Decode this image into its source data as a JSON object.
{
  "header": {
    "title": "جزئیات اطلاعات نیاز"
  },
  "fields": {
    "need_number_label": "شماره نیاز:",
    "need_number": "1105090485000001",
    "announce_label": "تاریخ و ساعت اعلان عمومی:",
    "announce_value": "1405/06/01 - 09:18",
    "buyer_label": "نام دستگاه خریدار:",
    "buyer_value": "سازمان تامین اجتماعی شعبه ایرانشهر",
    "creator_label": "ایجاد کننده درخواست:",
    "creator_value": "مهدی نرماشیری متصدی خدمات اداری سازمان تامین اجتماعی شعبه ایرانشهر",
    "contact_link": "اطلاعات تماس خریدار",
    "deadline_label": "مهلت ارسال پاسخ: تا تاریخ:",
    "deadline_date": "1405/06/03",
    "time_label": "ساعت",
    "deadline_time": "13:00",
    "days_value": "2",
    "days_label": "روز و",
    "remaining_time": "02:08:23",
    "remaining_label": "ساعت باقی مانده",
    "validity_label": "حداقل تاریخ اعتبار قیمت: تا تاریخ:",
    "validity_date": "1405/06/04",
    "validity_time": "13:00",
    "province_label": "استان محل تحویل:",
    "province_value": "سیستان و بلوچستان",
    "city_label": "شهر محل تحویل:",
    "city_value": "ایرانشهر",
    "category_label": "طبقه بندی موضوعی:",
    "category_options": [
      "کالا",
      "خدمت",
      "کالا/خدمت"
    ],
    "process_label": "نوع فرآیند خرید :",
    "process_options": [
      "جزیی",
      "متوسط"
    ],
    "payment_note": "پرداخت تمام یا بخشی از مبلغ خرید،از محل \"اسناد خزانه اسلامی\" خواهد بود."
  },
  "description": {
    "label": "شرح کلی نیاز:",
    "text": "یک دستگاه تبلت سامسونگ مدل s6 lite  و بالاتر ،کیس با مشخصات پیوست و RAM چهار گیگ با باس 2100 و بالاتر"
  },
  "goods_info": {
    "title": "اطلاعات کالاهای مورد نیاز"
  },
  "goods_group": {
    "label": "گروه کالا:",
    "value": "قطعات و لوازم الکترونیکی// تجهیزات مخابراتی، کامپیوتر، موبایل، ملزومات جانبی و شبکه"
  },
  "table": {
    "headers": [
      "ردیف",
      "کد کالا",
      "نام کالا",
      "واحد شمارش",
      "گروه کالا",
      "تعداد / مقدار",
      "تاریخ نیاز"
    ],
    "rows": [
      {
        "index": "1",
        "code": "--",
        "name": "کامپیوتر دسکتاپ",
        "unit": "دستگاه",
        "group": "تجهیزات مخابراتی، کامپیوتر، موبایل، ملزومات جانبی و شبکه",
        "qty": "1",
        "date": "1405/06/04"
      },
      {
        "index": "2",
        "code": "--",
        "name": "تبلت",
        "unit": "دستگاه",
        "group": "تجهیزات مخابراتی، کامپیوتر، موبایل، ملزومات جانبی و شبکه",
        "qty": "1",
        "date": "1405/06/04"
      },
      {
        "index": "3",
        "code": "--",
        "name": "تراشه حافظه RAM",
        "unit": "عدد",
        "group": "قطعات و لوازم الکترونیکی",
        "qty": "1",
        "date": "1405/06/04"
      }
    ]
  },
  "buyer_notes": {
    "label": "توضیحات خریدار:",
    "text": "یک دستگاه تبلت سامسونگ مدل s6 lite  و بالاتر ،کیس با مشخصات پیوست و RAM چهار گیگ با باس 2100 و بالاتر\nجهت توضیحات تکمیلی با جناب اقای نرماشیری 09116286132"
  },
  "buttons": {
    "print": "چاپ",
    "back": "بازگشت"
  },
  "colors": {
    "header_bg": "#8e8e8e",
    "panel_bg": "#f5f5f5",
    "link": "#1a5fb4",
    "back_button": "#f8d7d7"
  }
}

(Exercise task):
Copy every line of the records word for word.

(Worked answer):
Decode this image into its source data as a JSON object.
{
  "header": {
    "title": "جزئیات اطلاعات نیاز"
  },
  "fields": {
    "need_number_label": "شماره نیاز:",
    "need_number": "1105090485000001",
    "announce_label": "تاریخ و ساعت اعلان عمومی:",
    "announce_value": "1405/06/01 - 09:18",
    "buyer_label": "نام دستگاه خریدار:",
    "buyer_value": "سازمان تامین اجتماعی شعبه ایرانشهر",
    "creator_label": "ایجاد کننده درخواست:",
    "creator_value": "مهدی نرماشیری متصدی خدمات اداری سازمان تامین اجتماعی شعبه ایرانشهر",
    "contact_link": "اطلاعات تماس خریدار",
    "deadline_label": "مهلت ارسال پاسخ: تا تاریخ:",
    "deadline_date": "1405/06/03",
    "time_label": "ساعت",
    "deadline_time": "13:00",
    "days_value": "2",
    "days_label": "روز و",
    "remaining_time": "02:08:23",
    "remaining_label": "ساعت باقی مانده",
    "validity_label": "حداقل تاریخ اعتبار قیمت: تا تاریخ:",
    "validity_date": "1405/06/04",
    "validity_time": "13:00",
    "province_label": "استان محل تحویل:",
    "province_value": "سیستان و بلوچستان",
    "city_label": "شهر محل تحویل:",
    "city_value": "ایرانشهر",
    "category_label": "طبقه بندی موضوعی:",
    "category_options": [
      "کالا",
      "خدمت",
      "کالا/خدمت"
    ],
    "process_label": "نوع فرآیند خرید :",
    "process_options": [
      "جزیی",
      "متوسط"
    ],
    "payment_note": "پرداخت تمام یا بخشی از مبلغ خرید،از محل \"اسناد خزانه اسلامی\" خواهد بود."
  },
  "description": {
    "label": "شرح کلی نیاز:",
    "text": "یک دستگاه تبلت سامسونگ مدل s6 lite  و بالاتر ،کیس با مشخصات پیوست و RAM چهار گیگ با باس 2100 و بالاتر"
  },
  "goods_info": {
    "title": "اطلاعات کالاهای مورد نیاز"
  },
  "goods_group": {
    "label": "گروه کالا:",
    "value": "قطعات و لوازم الکترونیکی// تجهیزات مخابراتی، کامپیوتر، موبایل، ملزومات جانبی و شبکه"
  },
  "table": {
    "headers": [
      "ردیف",
      "کد کالا",
      "نام کالا",
      "واحد شمارش",
      "گروه کالا",
      "تعداد / مقدار",
      "تاریخ نیاز"
    ],
    "rows": [
      {
        "index": "1",
        "code": "--",
        "name": "کامپیوتر دسکتاپ",
        "unit": "دستگاه",
        "group": "تجهیزات مخابراتی، کامپیوتر، موبایل، ملزومات جانبی و شبکه",
        "qty": "1",
        "date": "1405/06/04"
      },
      {
        "index": "2",
        "code": "--",
        "name": "تبلت",
        "unit": "دستگاه",
        "group": "تجهیزات مخابراتی، کامپیوتر، موبایل، ملزومات جانبی و شبکه",
        "qty": "1",
        "date": "1405/06/04"
      },
      {
        "index": "3",
        "code": "--",
        "name": "تراشه حافظه RAM",
        "unit": "عدد",
        "group": "قطعات و لوازم الکترونیکی",
        "qty": "1",
        "date": "1405/06/04"
      }
    ]
  },
  "buyer_notes": {
    "label": "توضیحات خریدار:",
    "text": "یک دستگاه تبلت سامسونگ مدل s6 lite  و بالاتر ،کیس با مشخصات پیوست و RAM چهار گیگ با باس 2100 و بالاتر\nجهت توضیحات تکمیلی با جناب اقای نرماشیری 09116286132"
  },
  "buttons": {
    "print": "چاپ",
    "back": "بازگشت"
  },
  "colors": {
    "header_bg": "#8e8e8e",
    "panel_bg": "#f5f5f5",
    "link": "#1a5fb4",
    "back_button": "#f8d7d7"
  }
}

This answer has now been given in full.